== Input material ==
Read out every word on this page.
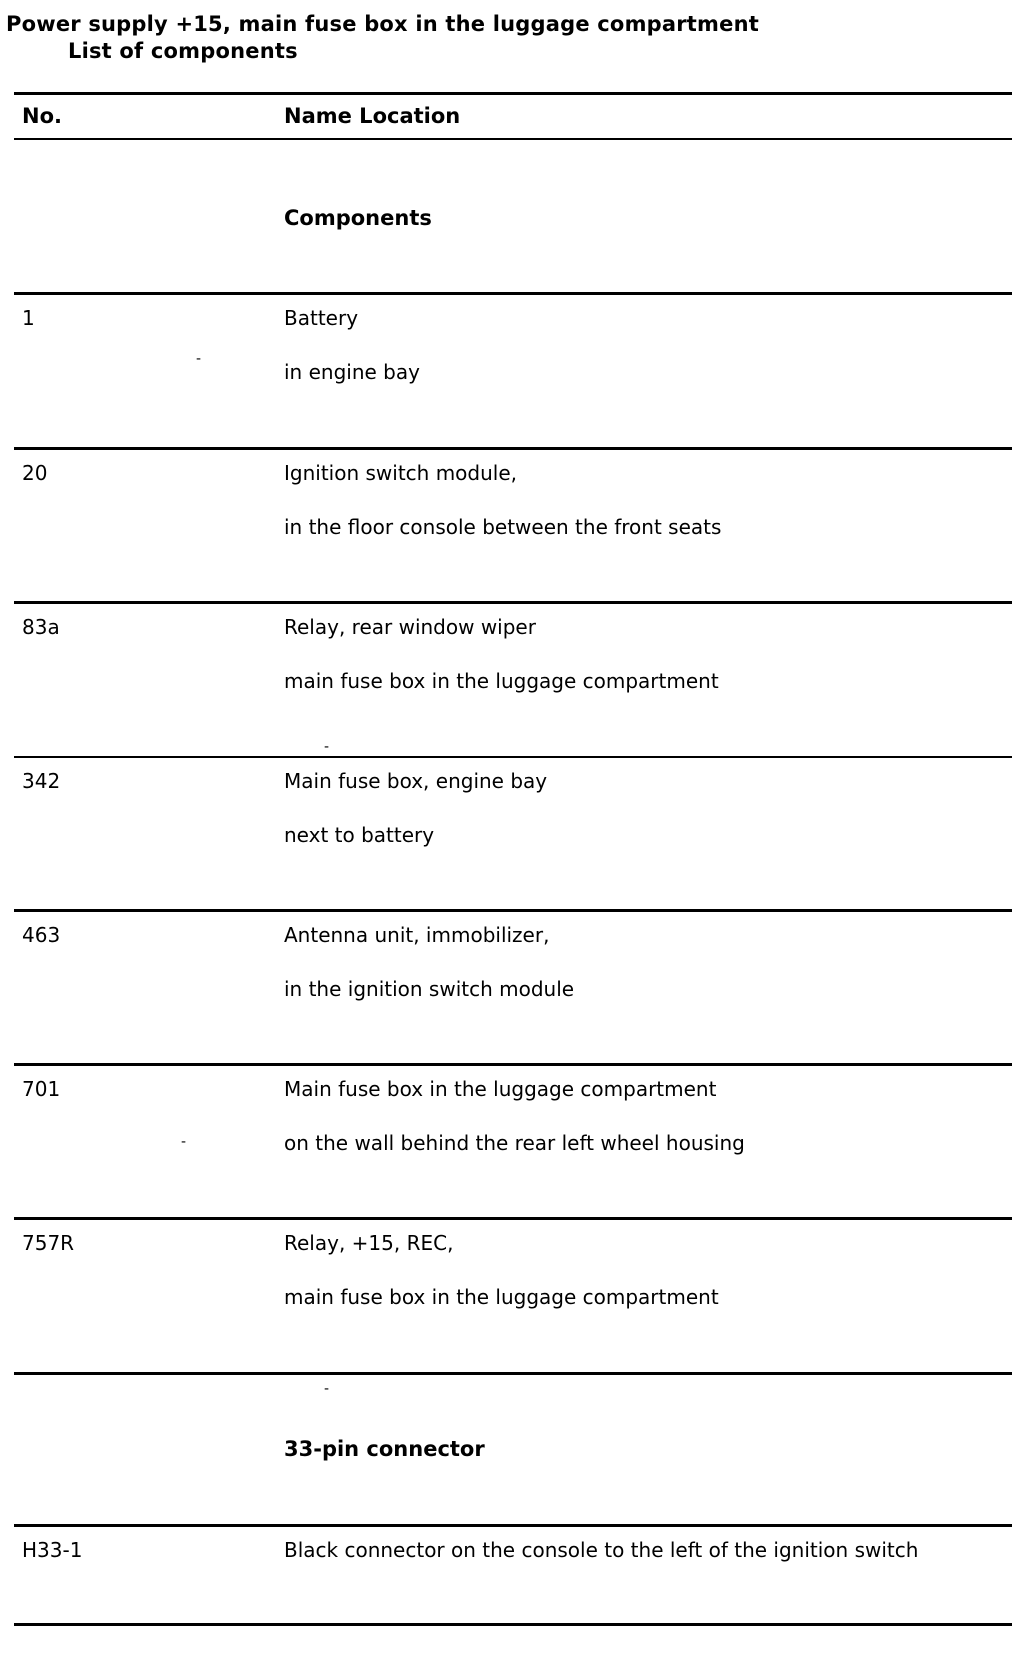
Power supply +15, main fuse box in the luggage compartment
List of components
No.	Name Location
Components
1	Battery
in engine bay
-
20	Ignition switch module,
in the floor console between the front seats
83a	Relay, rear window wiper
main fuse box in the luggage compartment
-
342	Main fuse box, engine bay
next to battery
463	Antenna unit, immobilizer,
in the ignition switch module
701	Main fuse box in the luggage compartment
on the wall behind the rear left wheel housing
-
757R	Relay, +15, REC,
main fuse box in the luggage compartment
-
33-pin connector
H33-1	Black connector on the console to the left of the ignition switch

== Task goal ==
From the data above, copy each line that holds "compartment".

== Output of the task ==
Power supply +15, main fuse box in the luggage compartment
main fuse box in the luggage compartment
701	Main fuse box in the luggage compartment
main fuse box in the luggage compartment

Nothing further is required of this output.